EXERCISE DESCRIPTION
Find the line with "What does this", then retype it and each later line through the last, exactly. Leave out pictures.

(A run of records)
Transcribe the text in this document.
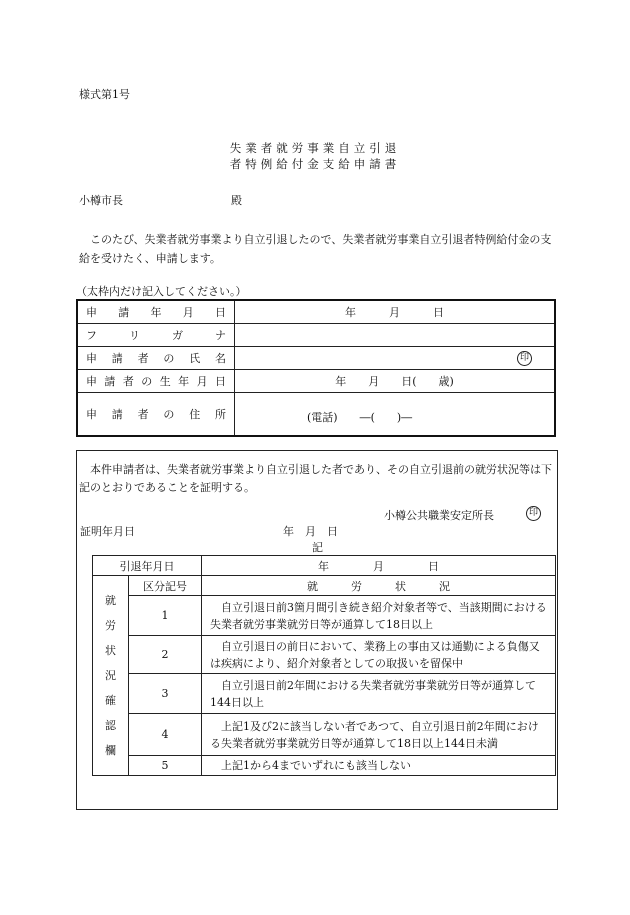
様式第1号
失業者就労事業自立引退
者特例給付金支給申請書
小樽市長	殿
このたび、失業者就労事業より自立引退したので、失業者就労事業自立引退者特例給付金の支給を受けたく、申請します。
（太枠内だけ記入してください。）
申　請　年　月　日	年　　　月　　　日
フ　リ　ガ　ナ	
申　請　者　の　氏　名	印

申請者の生年月日	年　　月　　日(　　歳)
申　請　者　の　住　所	(電話)　　―(　　)―
本件申請者は、失業者就労事業より自立引退した者であり、その自立引退前の就労状況等は下記のとおりであることを証明する。
小樽公共職業安定所長	印
証明年月日	年　月　日
記
引退年月日		年　　　　月　　　　日

就労状況確認欄	区分記号	就　　　労　　　状　　　況
	1	自立引退日前3箇月間引き続き紹介対象者等で、当該期間における失業者就労事業就労日等が通算して18日以上
	2	自立引退日の前日において、業務上の事由又は通勤による負傷又は疾病により、紹介対象者としての取扱いを留保中
	3	自立引退日前2年間における失業者就労事業就労日等が通算して144日以上
	4	上記1及び2に該当しない者であつて、自立引退日前2年間における失業者就労事業就労日等が通算して18日以上144日未満
	5	上記1から4までいずれにも該当しない
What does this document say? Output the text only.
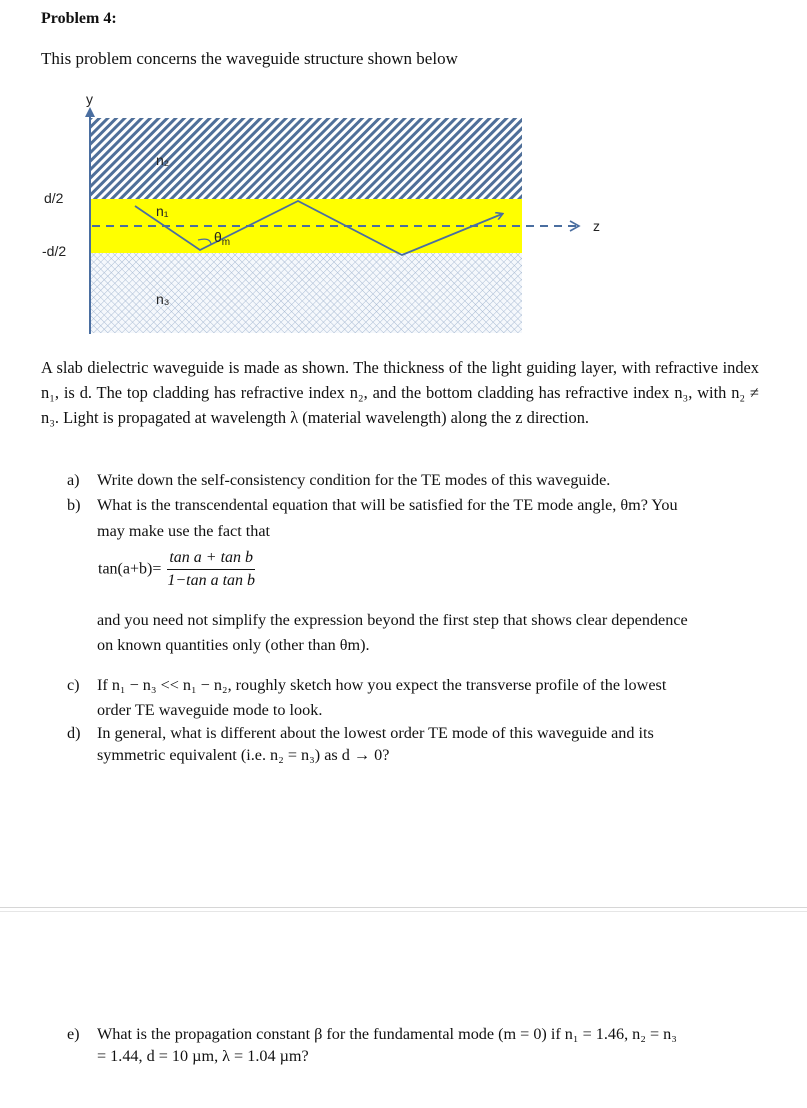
Problem 4:
This problem concerns the waveguide structure shown below
y
z
d/2
-d/2
n₂
n₁
n₃
$\theta_m$
A slab dielectric waveguide is made as shown. The thickness of the light guiding layer, with refractive index n₁, is d. The top cladding has refractive index n₂, and the bottom cladding has refractive index n₃, with n₂ ≠ n₃. Light is propagated at wavelength λ (material wavelength) along the z direction.
a) Write down the self-consistency condition for the TE modes of this waveguide.
b) What is the transcendental equation that will be satisfied for the TE mode angle, θm? You
may make use the fact that
$\tan(a+b)= \frac{\text{tan a + tan b}}{\text{1−tan a tan b}}$
and you need not simplify the expression beyond the first step that shows clear dependence
on known quantities only (other than θm).
c) If n₁ − n₃ << n₁ − n₂, roughly sketch how you expect the transverse profile of the lowest
order TE waveguide mode to look.
d) In general, what is different about the lowest order TE mode of this waveguide and its
symmetric equivalent (i.e. n₂ = n₃) as d → 0?
e) What is the propagation constant β for the fundamental mode (m = 0) if n₁ = 1.46, n₂ = n₃
= 1.44, d = 10 µm, λ = 1.04 µm?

TASK RESPONSE
What does this document say? Output the text only.
Problem 4:
This problem concerns the waveguide structure shown below
y
z
d/2
-d/2
n₂
n₁
n₃
$\theta_m$
A slab dielectric waveguide is made as shown. The thickness of the light guiding layer, with refractive index n₁, is d. The top cladding has refractive index n₂, and the bottom cladding has refractive index n₃, with n₂ ≠ n₃. Light is propagated at wavelength λ (material wavelength) along the z direction.
a) Write down the self-consistency condition for the TE modes of this waveguide.
b) What is the transcendental equation that will be satisfied for the TE mode angle, θm? You
may make use the fact that
$\tan(a+b)= \frac{\text{tan a + tan b}}{\text{1−tan a tan b}}$
and you need not simplify the expression beyond the first step that shows clear dependence
on known quantities only (other than θm).
c) If n₁ − n₃ << n₁ − n₂, roughly sketch how you expect the transverse profile of the lowest
order TE waveguide mode to look.
d) In general, what is different about the lowest order TE mode of this waveguide and its
symmetric equivalent (i.e. n₂ = n₃) as d → 0?
e) What is the propagation constant β for the fundamental mode (m = 0) if n₁ = 1.46, n₂ = n₃
= 1.44, d = 10 µm, λ = 1.04 µm?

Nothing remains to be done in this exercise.